● **Source records**
_____

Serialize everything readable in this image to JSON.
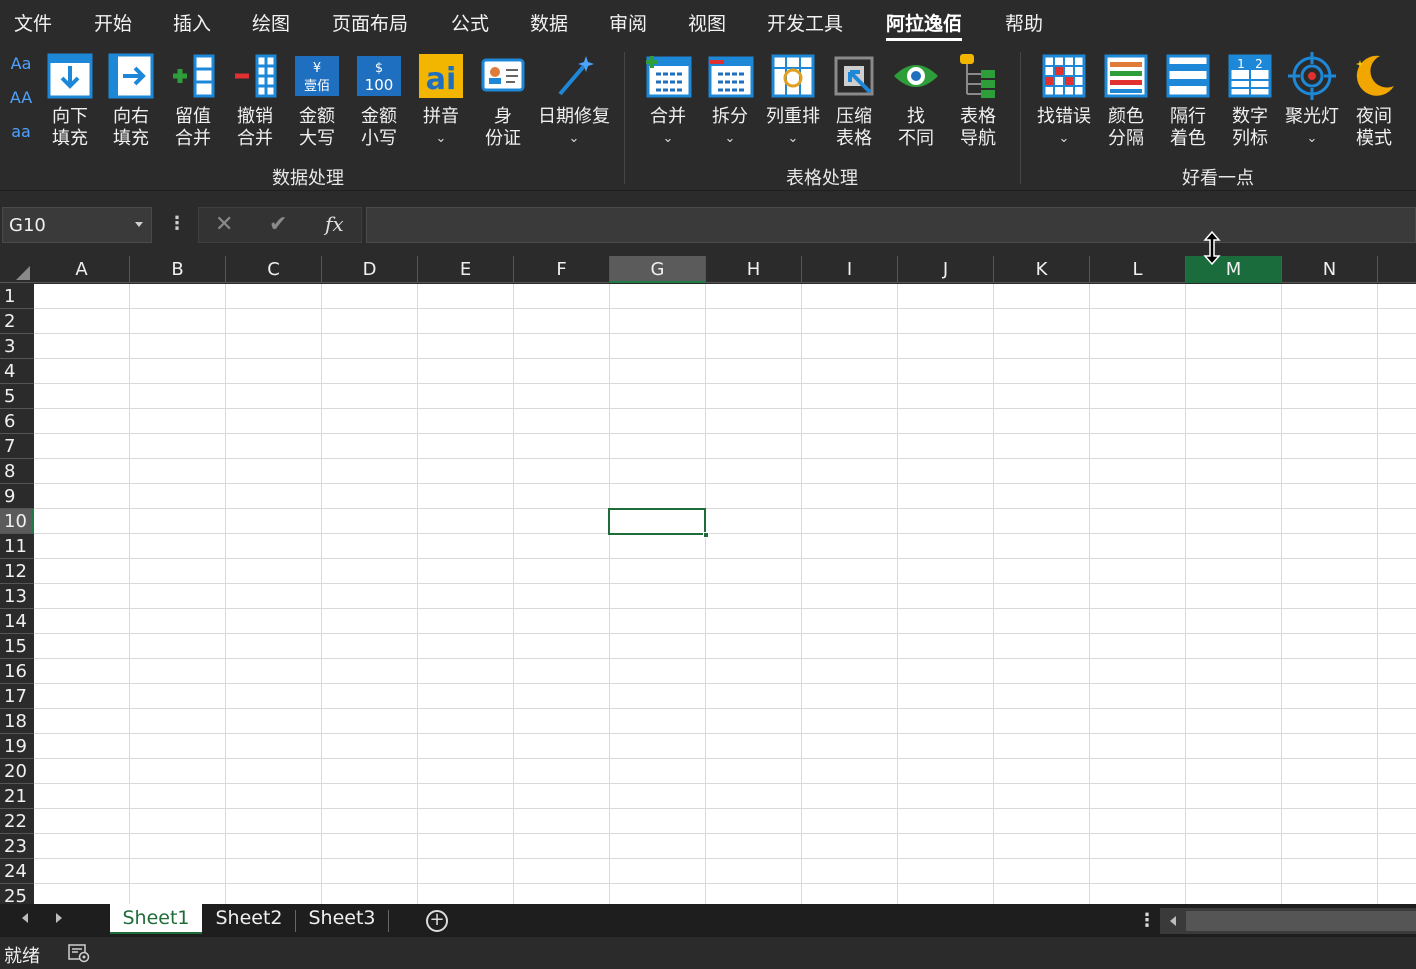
{
  "menu": [
    "文件",
    "开始",
    "插入",
    "绘图",
    "页面布局",
    "公式",
    "数据",
    "审阅",
    "视图",
    "开发工具",
    "阿拉逸佰",
    "帮助"
  ],
  "menu_active": "阿拉逸佰",
  "ribbon": {
    "case_buttons": [
      "Aa",
      "AA",
      "aa"
    ],
    "groups": [
      {
        "label": "数据处理",
        "buttons": [
          {
            "l1": "向下",
            "l2": "填充"
          },
          {
            "l1": "向右",
            "l2": "填充"
          },
          {
            "l1": "留值",
            "l2": "合并"
          },
          {
            "l1": "撤销",
            "l2": "合并"
          },
          {
            "l1": "金额",
            "l2": "大写",
            "icon_text": "¥ 壹佰"
          },
          {
            "l1": "金额",
            "l2": "小写",
            "icon_text": "$ 100"
          },
          {
            "l1": "拼音",
            "l2": "⌄",
            "icon_text": "ai"
          },
          {
            "l1": "身",
            "l2": "份证"
          },
          {
            "l1": "日期修复",
            "l2": "⌄"
          }
        ]
      },
      {
        "label": "表格处理",
        "buttons": [
          {
            "l1": "合并",
            "l2": "⌄"
          },
          {
            "l1": "拆分",
            "l2": "⌄"
          },
          {
            "l1": "列重排",
            "l2": "⌄"
          },
          {
            "l1": "压缩",
            "l2": "表格"
          },
          {
            "l1": "找",
            "l2": "不同"
          },
          {
            "l1": "表格",
            "l2": "导航"
          }
        ]
      },
      {
        "label": "好看一点",
        "buttons": [
          {
            "l1": "找错误",
            "l2": "⌄"
          },
          {
            "l1": "颜色",
            "l2": "分隔"
          },
          {
            "l1": "隔行",
            "l2": "着色"
          },
          {
            "l1": "数字",
            "l2": "列标",
            "icon_text": "1 2"
          },
          {
            "l1": "聚光灯",
            "l2": "⌄"
          },
          {
            "l1": "夜间",
            "l2": "模式"
          }
        ]
      }
    ]
  },
  "formula_bar": {
    "name_box": "G10",
    "fx": "fx",
    "cancel": "✕",
    "enter": "✔",
    "value": ""
  },
  "columns": [
    "A",
    "B",
    "C",
    "D",
    "E",
    "F",
    "G",
    "H",
    "I",
    "J",
    "K",
    "L",
    "M",
    "N"
  ],
  "selected_column": "G",
  "hover_column": "M",
  "rows": [
    "1",
    "2",
    "3",
    "4",
    "5",
    "6",
    "7",
    "8",
    "9",
    "10",
    "11",
    "12",
    "13",
    "14",
    "15",
    "16",
    "17",
    "18",
    "19",
    "20",
    "21",
    "22",
    "23",
    "24",
    "25"
  ],
  "selected_row": "10",
  "active_cell": "G10",
  "sheets": [
    "Sheet1",
    "Sheet2",
    "Sheet3"
  ],
  "active_sheet": "Sheet1",
  "status": {
    "text": "就绪"
  },
  "colors": {
    "accent_green": "#1f6b3a",
    "header_green": "#1a6c3c",
    "ribbon_bg": "#2b2b2b",
    "icon_blue": "#1e88d8"
  }
}
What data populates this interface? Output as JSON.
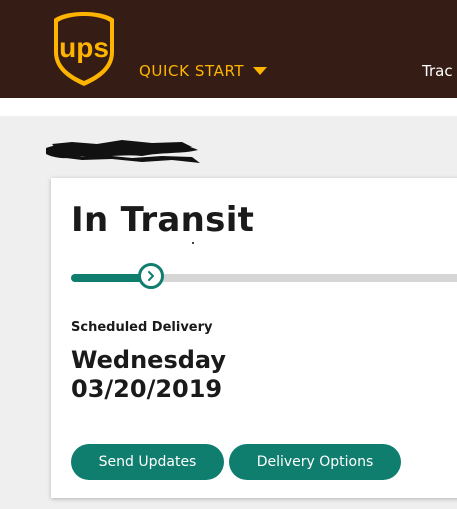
{
  "header": {
    "logo_text": "ups",
    "quick_start_label": "QUICK START",
    "nav_track_label": "Trac",
    "colors": {
      "background": "#351c15",
      "accent": "#ffb500"
    }
  },
  "status": {
    "title": "In Transit",
    "progress_fraction": 0.2
  },
  "delivery": {
    "label": "Scheduled Delivery",
    "day": "Wednesday",
    "date": "03/20/2019"
  },
  "actions": {
    "send_updates": "Send Updates",
    "delivery_options": "Delivery Options"
  },
  "icons": {
    "logo": "ups-shield-logo-icon",
    "quick_start_caret": "caret-down-icon",
    "progress_knob": "chevron-right-icon"
  },
  "colors": {
    "primary_button": "#0f7e6e",
    "progress_track": "#d6d6d6"
  }
}
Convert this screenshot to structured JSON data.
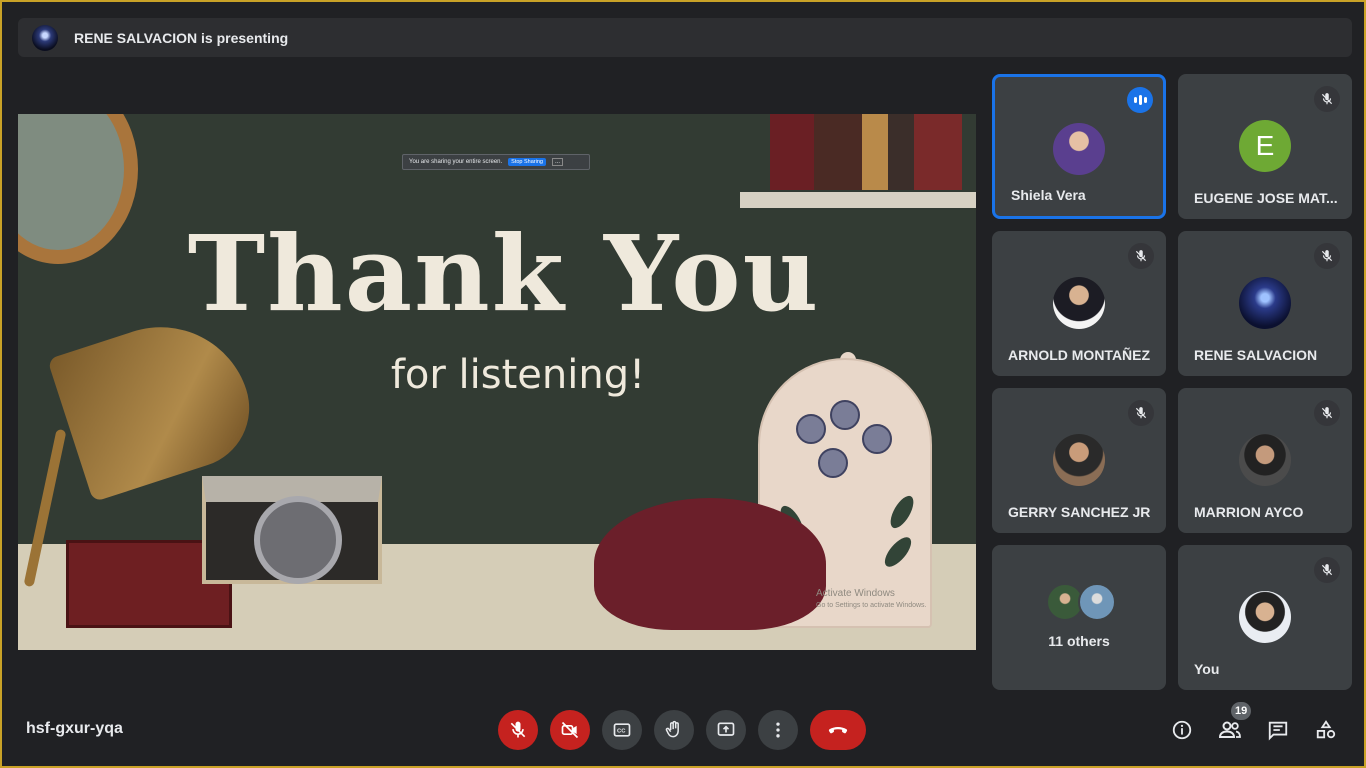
{
  "presenting_bar": {
    "text": "RENE SALVACION is presenting"
  },
  "slide": {
    "title": "Thank You",
    "subtitle": "for listening!",
    "share_notice": "You are sharing your entire screen.",
    "share_stop": "Stop Sharing",
    "share_more": "...",
    "watermark_title": "Activate Windows",
    "watermark_sub": "Go to Settings to activate Windows."
  },
  "participants": [
    {
      "name": "Shiela Vera",
      "speaking": true,
      "avatar_color": "#5a3f8f"
    },
    {
      "name": "EUGENE JOSE MAT...",
      "muted": true,
      "avatar_letter": "E",
      "avatar_color": "#6ea934"
    },
    {
      "name": "ARNOLD MONTAÑEZ",
      "muted": true,
      "avatar_color": "#f4f4f4"
    },
    {
      "name": "RENE SALVACION",
      "muted": true,
      "avatar_color": "#0b1030"
    },
    {
      "name": "GERRY SANCHEZ JR",
      "muted": true,
      "avatar_color": "#8a6d55"
    },
    {
      "name": "MARRION AYCO",
      "muted": true,
      "avatar_color": "#4b4b4b"
    },
    {
      "name": "11 others"
    },
    {
      "name": "You",
      "muted": true,
      "avatar_color": "#e9edf2"
    }
  ],
  "footer": {
    "meeting_code": "hsf-gxur-yqa",
    "people_count": "19"
  },
  "colors": {
    "background": "#202124",
    "tile": "#3c4043",
    "danger": "#c5221f",
    "accent": "#1a73e8"
  },
  "icons": {
    "mic": "mic-off-icon",
    "camera": "camera-off-icon",
    "captions": "captions-icon",
    "hand": "raise-hand-icon",
    "present": "present-screen-icon",
    "more": "more-options-icon",
    "end": "end-call-icon",
    "info": "info-icon",
    "people": "people-icon",
    "chat": "chat-icon",
    "activities": "activities-icon"
  }
}
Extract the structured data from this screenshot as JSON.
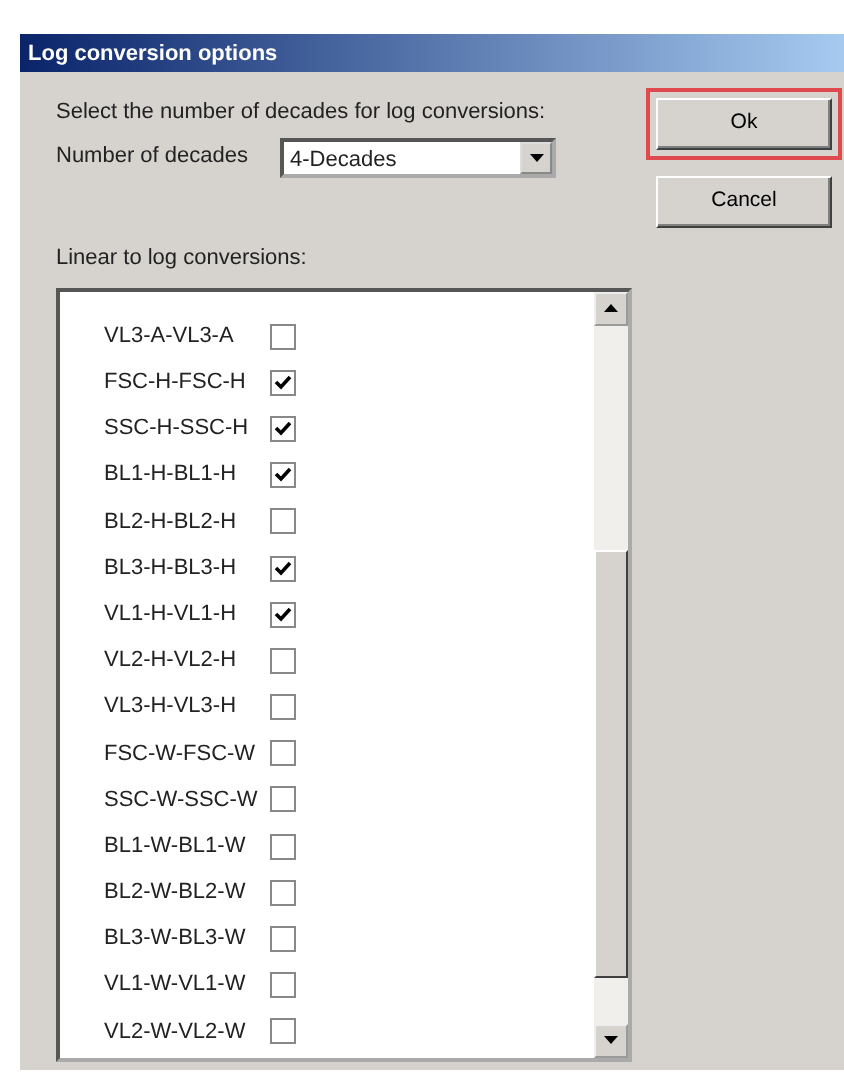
{
  "window": {
    "title": "Log conversion options"
  },
  "decades_prompt": "Select the number of decades for log conversions:",
  "decades_field": {
    "label": "Number of decades",
    "value": "4-Decades"
  },
  "buttons": [
    {
      "label": "Ok",
      "highlighted": true
    },
    {
      "label": "Cancel",
      "highlighted": false
    }
  ],
  "conversions_label": "Linear to log conversions:",
  "conversions": [
    {
      "name": "VL3-A-VL3-A",
      "checked": false
    },
    {
      "name": "FSC-H-FSC-H",
      "checked": true
    },
    {
      "name": "SSC-H-SSC-H",
      "checked": true
    },
    {
      "name": "BL1-H-BL1-H",
      "checked": true
    },
    {
      "name": "BL2-H-BL2-H",
      "checked": false
    },
    {
      "name": "BL3-H-BL3-H",
      "checked": true
    },
    {
      "name": "VL1-H-VL1-H",
      "checked": true
    },
    {
      "name": "VL2-H-VL2-H",
      "checked": false
    },
    {
      "name": "VL3-H-VL3-H",
      "checked": false
    },
    {
      "name": "FSC-W-FSC-W",
      "checked": false
    },
    {
      "name": "SSC-W-SSC-W",
      "checked": false
    },
    {
      "name": "BL1-W-BL1-W",
      "checked": false
    },
    {
      "name": "BL2-W-BL2-W",
      "checked": false
    },
    {
      "name": "BL3-W-BL3-W",
      "checked": false
    },
    {
      "name": "VL1-W-VL1-W",
      "checked": false
    },
    {
      "name": "VL2-W-VL2-W",
      "checked": false
    }
  ]
}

_____

● **Stated task**
All of the data above should be transcribed verbatim, with pictures omitted.

● **Answer for this exercise**
Serialize everything readable in this image to JSON.
{
  "menu": [
    "文件",
    "开始",
    "插入",
    "绘图",
    "页面布局",
    "公式",
    "数据",
    "审阅",
    "视图",
    "开发工具",
    "阿拉逸佰",
    "帮助"
  ],
  "menu_active": "阿拉逸佰",
  "ribbon": {
    "case_buttons": [
      "Aa",
      "AA",
      "aa"
    ],
    "groups": [
      {
        "label": "数据处理",
        "buttons": [
          {
            "l1": "向下",
            "l2": "填充"
          },
          {
            "l1": "向右",
            "l2": "填充"
          },
          {
            "l1": "留值",
            "l2": "合并"
          },
          {
            "l1": "撤销",
            "l2": "合并"
          },
          {
            "l1": "金额",
            "l2": "大写",
            "icon_text": "¥ 壹佰"
          },
          {
            "l1": "金额",
            "l2": "小写",
            "icon_text": "$ 100"
          },
          {
            "l1": "拼音",
            "l2": "⌄",
            "icon_text": "ai"
          },
          {
            "l1": "身",
            "l2": "份证"
          },
          {
            "l1": "日期修复",
            "l2": "⌄"
          }
        ]
      },
      {
        "label": "表格处理",
        "buttons": [
          {
            "l1": "合并",
            "l2": "⌄"
          },
          {
            "l1": "拆分",
            "l2": "⌄"
          },
          {
            "l1": "列重排",
            "l2": "⌄"
          },
          {
            "l1": "压缩",
            "l2": "表格"
          },
          {
            "l1": "找",
            "l2": "不同"
          },
          {
            "l1": "表格",
            "l2": "导航"
          }
        ]
      },
      {
        "label": "好看一点",
        "buttons": [
          {
            "l1": "找错误",
            "l2": "⌄"
          },
          {
            "l1": "颜色",
            "l2": "分隔"
          },
          {
            "l1": "隔行",
            "l2": "着色"
          },
          {
            "l1": "数字",
            "l2": "列标",
            "icon_text": "1 2"
          },
          {
            "l1": "聚光灯",
            "l2": "⌄"
          },
          {
            "l1": "夜间",
            "l2": "模式"
          }
        ]
      }
    ]
  },
  "formula_bar": {
    "name_box": "G10",
    "fx": "fx",
    "cancel": "✕",
    "enter": "✔",
    "value": ""
  },
  "columns": [
    "A",
    "B",
    "C",
    "D",
    "E",
    "F",
    "G",
    "H",
    "I",
    "J",
    "K",
    "L",
    "M",
    "N"
  ],
  "selected_column": "G",
  "hover_column": "M",
  "rows": [
    "1",
    "2",
    "3",
    "4",
    "5",
    "6",
    "7",
    "8",
    "9",
    "10",
    "11",
    "12",
    "13",
    "14",
    "15",
    "16",
    "17",
    "18",
    "19",
    "20",
    "21",
    "22",
    "23",
    "24",
    "25"
  ],
  "selected_row": "10",
  "active_cell": "G10",
  "sheets": [
    "Sheet1",
    "Sheet2",
    "Sheet3"
  ],
  "active_sheet": "Sheet1",
  "status": {
    "text": "就绪"
  },
  "colors": {
    "accent_green": "#1f6b3a",
    "header_green": "#1a6c3c",
    "ribbon_bg": "#2b2b2b",
    "icon_blue": "#1e88d8"
  }
}
What data populates this interface? Output as JSON.
{
  "header": {
    "logo_text": "ups",
    "quick_start_label": "QUICK START",
    "nav_track_label": "Trac",
    "colors": {
      "background": "#351c15",
      "accent": "#ffb500"
    }
  },
  "status": {
    "title": "In Transit",
    "progress_fraction": 0.2
  },
  "delivery": {
    "label": "Scheduled Delivery",
    "day": "Wednesday",
    "date": "03/20/2019"
  },
  "actions": {
    "send_updates": "Send Updates",
    "delivery_options": "Delivery Options"
  },
  "icons": {
    "logo": "ups-shield-logo-icon",
    "quick_start_caret": "caret-down-icon",
    "progress_knob": "chevron-right-icon"
  },
  "colors": {
    "primary_button": "#0f7e6e",
    "progress_track": "#d6d6d6"
  }
}
Convert this screenshot to structured JSON data.
{
  "presenting_bar": {
    "text": "RENE SALVACION is presenting"
  },
  "slide": {
    "title": "Thank You",
    "subtitle": "for listening!",
    "share_notice": "You are sharing your entire screen.",
    "share_stop": "Stop Sharing",
    "share_more": "...",
    "watermark_title": "Activate Windows",
    "watermark_sub": "Go to Settings to activate Windows."
  },
  "participants": [
    {
      "name": "Shiela Vera",
      "speaking": true,
      "avatar_color": "#5a3f8f"
    },
    {
      "name": "EUGENE JOSE MAT...",
      "muted": true,
      "avatar_letter": "E",
      "avatar_color": "#6ea934"
    },
    {
      "name": "ARNOLD MONTAÑEZ",
      "muted": true,
      "avatar_color": "#f4f4f4"
    },
    {
      "name": "RENE SALVACION",
      "muted": true,
      "avatar_color": "#0b1030"
    },
    {
      "name": "GERRY SANCHEZ JR",
      "muted": true,
      "avatar_color": "#8a6d55"
    },
    {
      "name": "MARRION AYCO",
      "muted": true,
      "avatar_color": "#4b4b4b"
    },
    {
      "name": "11 others"
    },
    {
      "name": "You",
      "muted": true,
      "avatar_color": "#e9edf2"
    }
  ],
  "footer": {
    "meeting_code": "hsf-gxur-yqa",
    "people_count": "19"
  },
  "colors": {
    "background": "#202124",
    "tile": "#3c4043",
    "danger": "#c5221f",
    "accent": "#1a73e8"
  },
  "icons": {
    "mic": "mic-off-icon",
    "camera": "camera-off-icon",
    "captions": "captions-icon",
    "hand": "raise-hand-icon",
    "present": "present-screen-icon",
    "more": "more-options-icon",
    "end": "end-call-icon",
    "info": "info-icon",
    "people": "people-icon",
    "chat": "chat-icon",
    "activities": "activities-icon"
  }
}
Extract the structured data from this screenshot as JSON.
{
  "window": {
    "title": "Log conversion options"
  },
  "decades_prompt": "Select the number of decades for log conversions:",
  "decades_field": {
    "label": "Number of decades",
    "value": "4-Decades"
  },
  "buttons": [
    {
      "label": "Ok",
      "highlighted": true
    },
    {
      "label": "Cancel",
      "highlighted": false
    }
  ],
  "conversions_label": "Linear to log conversions:",
  "conversions": [
    {
      "name": "VL3-A-VL3-A",
      "checked": false
    },
    {
      "name": "FSC-H-FSC-H",
      "checked": true
    },
    {
      "name": "SSC-H-SSC-H",
      "checked": true
    },
    {
      "name": "BL1-H-BL1-H",
      "checked": true
    },
    {
      "name": "BL2-H-BL2-H",
      "checked": false
    },
    {
      "name": "BL3-H-BL3-H",
      "checked": true
    },
    {
      "name": "VL1-H-VL1-H",
      "checked": true
    },
    {
      "name": "VL2-H-VL2-H",
      "checked": false
    },
    {
      "name": "VL3-H-VL3-H",
      "checked": false
    },
    {
      "name": "FSC-W-FSC-W",
      "checked": false
    },
    {
      "name": "SSC-W-SSC-W",
      "checked": false
    },
    {
      "name": "BL1-W-BL1-W",
      "checked": false
    },
    {
      "name": "BL2-W-BL2-W",
      "checked": false
    },
    {
      "name": "BL3-W-BL3-W",
      "checked": false
    },
    {
      "name": "VL1-W-VL1-W",
      "checked": false
    },
    {
      "name": "VL2-W-VL2-W",
      "checked": false
    }
  ]
}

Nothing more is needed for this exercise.